## Page excerpt
— START —

From: Markus Scherer (markus.icu@gmail.com)
Date: Fri Mar 25 2005 - 13:35:50 CST
On Thu, 24 Mar 2005 15:32:09 +0100, Theo Veenker <Theo.Veenker@let.uu.nl> wrote:
> The descriptions for Final_Sigma and Before_Dot are clear to me. For
> After_Soft_Dotted, More_Above and After_I don't see how the descriptions
> and the regexps represent *exactly* the same thing. For these I don't
> see the \p{cc=0} parts reflected in the descriptions. Also isn't the
> After_I regexp missing a "*"?
You mention another typo below. Looking at the current version, I
don't see the typos, and I see phrases like "with no intervening
character of type 0" corresponding to the \p{cc=0} parts.
http://www.unicode.org/versions/Unicode4.1.0/
> The functions below represent what I make of the descriptions and the
> regexps. Are they correct?

— END —

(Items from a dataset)
— START —

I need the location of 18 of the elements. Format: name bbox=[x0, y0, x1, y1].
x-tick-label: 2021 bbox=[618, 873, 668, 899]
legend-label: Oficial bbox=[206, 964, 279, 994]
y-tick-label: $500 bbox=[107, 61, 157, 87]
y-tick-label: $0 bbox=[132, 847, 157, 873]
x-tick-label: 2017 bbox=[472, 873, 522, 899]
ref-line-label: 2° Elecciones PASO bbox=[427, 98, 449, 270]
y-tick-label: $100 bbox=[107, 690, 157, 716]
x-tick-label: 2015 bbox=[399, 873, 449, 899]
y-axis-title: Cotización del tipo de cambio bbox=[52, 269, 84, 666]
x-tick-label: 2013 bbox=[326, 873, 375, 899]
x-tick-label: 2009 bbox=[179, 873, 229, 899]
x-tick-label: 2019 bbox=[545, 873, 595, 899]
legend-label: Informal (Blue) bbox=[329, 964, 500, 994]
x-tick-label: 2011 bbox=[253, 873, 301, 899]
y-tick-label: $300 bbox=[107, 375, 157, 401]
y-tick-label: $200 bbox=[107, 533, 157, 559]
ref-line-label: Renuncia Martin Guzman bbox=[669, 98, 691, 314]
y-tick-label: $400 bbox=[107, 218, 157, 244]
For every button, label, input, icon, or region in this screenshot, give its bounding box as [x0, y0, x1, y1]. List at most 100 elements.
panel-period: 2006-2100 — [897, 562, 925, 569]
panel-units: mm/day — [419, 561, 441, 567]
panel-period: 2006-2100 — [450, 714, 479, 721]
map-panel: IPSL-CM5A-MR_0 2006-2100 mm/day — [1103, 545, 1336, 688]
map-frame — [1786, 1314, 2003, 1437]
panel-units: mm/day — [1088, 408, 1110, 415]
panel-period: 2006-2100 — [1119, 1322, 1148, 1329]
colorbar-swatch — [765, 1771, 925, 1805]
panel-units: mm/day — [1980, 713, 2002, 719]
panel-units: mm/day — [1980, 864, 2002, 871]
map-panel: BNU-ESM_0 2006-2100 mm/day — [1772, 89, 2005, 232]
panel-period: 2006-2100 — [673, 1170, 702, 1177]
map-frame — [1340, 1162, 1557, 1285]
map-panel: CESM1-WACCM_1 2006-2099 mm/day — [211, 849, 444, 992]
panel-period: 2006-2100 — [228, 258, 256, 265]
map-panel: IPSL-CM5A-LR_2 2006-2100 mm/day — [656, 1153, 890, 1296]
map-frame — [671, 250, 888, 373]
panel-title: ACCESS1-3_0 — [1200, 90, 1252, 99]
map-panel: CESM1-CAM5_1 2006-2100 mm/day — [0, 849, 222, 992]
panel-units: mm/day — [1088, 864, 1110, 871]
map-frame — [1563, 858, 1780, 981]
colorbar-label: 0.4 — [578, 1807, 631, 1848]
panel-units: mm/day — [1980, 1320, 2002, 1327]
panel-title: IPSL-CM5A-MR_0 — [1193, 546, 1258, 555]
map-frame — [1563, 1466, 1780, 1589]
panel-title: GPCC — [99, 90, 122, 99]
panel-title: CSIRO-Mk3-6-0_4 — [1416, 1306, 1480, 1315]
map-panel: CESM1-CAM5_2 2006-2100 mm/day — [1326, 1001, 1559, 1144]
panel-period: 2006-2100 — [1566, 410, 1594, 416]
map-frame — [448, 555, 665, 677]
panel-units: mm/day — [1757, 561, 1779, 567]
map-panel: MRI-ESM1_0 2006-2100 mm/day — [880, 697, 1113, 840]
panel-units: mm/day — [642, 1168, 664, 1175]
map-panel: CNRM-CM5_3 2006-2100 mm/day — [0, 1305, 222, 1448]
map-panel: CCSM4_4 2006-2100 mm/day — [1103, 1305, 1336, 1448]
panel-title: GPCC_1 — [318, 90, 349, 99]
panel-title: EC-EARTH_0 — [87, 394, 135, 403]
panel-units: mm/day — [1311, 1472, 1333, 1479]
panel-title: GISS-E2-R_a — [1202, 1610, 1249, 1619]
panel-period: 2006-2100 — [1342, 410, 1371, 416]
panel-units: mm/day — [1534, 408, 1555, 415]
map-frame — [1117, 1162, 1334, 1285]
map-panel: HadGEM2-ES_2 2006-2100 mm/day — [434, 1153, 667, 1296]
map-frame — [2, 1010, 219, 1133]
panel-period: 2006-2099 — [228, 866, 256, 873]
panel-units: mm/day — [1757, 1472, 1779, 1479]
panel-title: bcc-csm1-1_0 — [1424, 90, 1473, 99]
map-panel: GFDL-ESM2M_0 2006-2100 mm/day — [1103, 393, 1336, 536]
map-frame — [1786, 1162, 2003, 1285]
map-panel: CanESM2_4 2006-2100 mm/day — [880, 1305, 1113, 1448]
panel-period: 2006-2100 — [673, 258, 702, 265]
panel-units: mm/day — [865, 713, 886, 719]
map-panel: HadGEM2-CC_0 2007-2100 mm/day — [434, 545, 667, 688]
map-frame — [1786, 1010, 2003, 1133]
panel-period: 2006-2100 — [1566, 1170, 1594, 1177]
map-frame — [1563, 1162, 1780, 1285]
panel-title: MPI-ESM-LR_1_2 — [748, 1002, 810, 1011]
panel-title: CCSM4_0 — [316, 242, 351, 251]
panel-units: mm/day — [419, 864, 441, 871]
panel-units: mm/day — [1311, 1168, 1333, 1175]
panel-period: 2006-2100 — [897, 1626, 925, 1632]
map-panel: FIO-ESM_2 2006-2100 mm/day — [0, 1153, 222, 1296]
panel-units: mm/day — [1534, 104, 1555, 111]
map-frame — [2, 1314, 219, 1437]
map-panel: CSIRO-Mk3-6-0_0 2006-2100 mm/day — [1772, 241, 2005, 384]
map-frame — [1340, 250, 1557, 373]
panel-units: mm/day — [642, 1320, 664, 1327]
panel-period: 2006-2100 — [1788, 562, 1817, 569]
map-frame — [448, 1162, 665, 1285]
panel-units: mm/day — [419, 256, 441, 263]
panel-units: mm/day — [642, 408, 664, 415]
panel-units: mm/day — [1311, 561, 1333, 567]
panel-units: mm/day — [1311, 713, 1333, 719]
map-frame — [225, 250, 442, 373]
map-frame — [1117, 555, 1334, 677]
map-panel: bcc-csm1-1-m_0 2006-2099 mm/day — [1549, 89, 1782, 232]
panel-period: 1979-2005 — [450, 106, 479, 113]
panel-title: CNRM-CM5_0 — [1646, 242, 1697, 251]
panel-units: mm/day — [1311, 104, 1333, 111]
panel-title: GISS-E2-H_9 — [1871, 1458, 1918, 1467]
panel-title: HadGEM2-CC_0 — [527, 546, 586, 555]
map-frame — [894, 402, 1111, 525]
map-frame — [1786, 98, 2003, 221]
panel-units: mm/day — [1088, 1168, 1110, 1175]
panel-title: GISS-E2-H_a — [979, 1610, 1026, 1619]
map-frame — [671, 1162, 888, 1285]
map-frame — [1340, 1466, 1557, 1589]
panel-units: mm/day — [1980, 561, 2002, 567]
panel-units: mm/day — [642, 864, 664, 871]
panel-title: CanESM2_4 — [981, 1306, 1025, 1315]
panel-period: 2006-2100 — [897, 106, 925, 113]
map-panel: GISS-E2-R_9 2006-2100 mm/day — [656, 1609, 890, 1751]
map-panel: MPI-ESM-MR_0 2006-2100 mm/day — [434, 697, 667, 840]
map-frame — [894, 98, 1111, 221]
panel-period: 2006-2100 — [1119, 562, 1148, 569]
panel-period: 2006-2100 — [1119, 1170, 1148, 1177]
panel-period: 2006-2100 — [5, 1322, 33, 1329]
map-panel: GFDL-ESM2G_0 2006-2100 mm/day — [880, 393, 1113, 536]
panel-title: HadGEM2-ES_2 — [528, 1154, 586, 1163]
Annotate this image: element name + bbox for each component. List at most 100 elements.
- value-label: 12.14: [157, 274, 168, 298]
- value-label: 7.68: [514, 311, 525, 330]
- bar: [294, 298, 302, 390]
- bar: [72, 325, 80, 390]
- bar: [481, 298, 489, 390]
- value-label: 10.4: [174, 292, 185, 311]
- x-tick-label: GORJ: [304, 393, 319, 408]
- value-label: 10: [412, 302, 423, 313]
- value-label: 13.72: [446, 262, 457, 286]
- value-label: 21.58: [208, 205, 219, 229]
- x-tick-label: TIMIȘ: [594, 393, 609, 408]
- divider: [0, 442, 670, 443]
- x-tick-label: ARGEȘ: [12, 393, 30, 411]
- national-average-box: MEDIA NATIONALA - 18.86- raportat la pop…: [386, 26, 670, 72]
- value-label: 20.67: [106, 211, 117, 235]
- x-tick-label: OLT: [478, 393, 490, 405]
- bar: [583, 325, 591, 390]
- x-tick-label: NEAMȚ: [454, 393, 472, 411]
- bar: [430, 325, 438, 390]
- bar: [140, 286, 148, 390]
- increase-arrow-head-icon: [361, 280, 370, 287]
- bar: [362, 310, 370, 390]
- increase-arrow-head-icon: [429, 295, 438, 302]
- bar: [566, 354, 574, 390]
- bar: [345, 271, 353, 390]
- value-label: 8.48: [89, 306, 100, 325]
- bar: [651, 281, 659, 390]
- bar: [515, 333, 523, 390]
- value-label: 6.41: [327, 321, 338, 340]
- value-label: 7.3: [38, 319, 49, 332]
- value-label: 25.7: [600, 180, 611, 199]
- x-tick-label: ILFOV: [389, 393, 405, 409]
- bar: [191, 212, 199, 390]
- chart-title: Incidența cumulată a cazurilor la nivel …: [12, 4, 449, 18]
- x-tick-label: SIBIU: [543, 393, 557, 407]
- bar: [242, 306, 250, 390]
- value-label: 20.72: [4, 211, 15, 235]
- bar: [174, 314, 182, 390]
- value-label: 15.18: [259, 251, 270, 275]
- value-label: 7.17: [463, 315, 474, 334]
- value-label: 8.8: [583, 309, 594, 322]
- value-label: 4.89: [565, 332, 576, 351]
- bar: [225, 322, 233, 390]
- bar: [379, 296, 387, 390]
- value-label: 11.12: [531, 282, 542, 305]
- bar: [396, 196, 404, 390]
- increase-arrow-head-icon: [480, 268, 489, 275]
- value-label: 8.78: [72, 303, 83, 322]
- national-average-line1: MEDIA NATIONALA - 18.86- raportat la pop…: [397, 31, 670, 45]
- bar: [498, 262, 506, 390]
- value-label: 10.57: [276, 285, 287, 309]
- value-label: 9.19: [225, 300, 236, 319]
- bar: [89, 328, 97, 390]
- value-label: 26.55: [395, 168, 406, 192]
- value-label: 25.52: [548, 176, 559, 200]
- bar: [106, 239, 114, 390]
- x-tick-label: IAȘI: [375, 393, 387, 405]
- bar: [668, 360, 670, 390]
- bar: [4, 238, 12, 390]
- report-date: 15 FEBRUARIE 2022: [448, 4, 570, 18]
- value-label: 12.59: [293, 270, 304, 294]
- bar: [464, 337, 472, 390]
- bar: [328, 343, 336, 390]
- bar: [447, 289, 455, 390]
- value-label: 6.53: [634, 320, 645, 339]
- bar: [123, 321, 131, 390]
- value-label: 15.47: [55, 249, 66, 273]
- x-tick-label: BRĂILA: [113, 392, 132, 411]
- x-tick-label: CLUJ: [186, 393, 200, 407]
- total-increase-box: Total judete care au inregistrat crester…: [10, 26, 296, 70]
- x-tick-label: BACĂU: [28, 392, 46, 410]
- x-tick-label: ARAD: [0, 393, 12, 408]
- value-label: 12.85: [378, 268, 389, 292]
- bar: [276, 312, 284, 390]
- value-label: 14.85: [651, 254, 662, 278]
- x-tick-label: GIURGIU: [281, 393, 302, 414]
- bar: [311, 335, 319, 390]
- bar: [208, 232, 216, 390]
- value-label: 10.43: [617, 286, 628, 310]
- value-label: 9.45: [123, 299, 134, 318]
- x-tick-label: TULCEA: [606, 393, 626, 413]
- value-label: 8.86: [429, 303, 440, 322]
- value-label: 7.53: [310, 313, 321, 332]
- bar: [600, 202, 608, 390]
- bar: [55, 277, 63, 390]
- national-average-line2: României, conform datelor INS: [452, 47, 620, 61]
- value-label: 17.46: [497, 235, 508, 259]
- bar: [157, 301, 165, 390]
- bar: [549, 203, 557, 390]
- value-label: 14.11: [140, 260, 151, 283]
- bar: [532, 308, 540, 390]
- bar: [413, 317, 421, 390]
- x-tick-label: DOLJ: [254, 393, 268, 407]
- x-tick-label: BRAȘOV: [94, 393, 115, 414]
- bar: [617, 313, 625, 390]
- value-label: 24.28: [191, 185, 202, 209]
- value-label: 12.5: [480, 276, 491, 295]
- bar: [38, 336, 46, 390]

— END —

## Challenges
(a) List every casing condition named in the casing-conditions message.
(b) Reproduce the stretch of the casing-conditions message from "You mention another" through "Are they correct?".
(c) Resume the casing-conditions message from the point where it stops.

## Set of answers
(a) Final_Sigma, Before_Dot, After_Soft_Dotted, More_Above, After_I

(b)
You mention another typo below. Looking at the current version, I
don't see the typos, and I see phrases like "with no intervening
character of type 0" corresponding to the \p{cc=0} parts.
http://www.unicode.org/versions/Unicode4.1.0/
> The functions below represent what I make of the descriptions and the
> regexps. Are they correct?

(c)
I just took a very brief look at some of them, and they look ok. Feel
free to compare with my implementation in ICU. In the current version,
it's in ucase.c, roughly the second half of the file.
Our site recently moved - WebCVS has this currently at
http://dev.icu-project.org/cgi-bin/viewcvs.cgi/*checkout*/icu/source/common/ucase.c
but WebCVS may move once more. You can also just download ICU 3.2 or
use anonymous CVS. See http://www.ibm.com/software/globalization/icu/
In older ICU releases, very similar code was in uchar.c. The code
comments quote an older Unicode version, but the conditions have not
substantially changed since then.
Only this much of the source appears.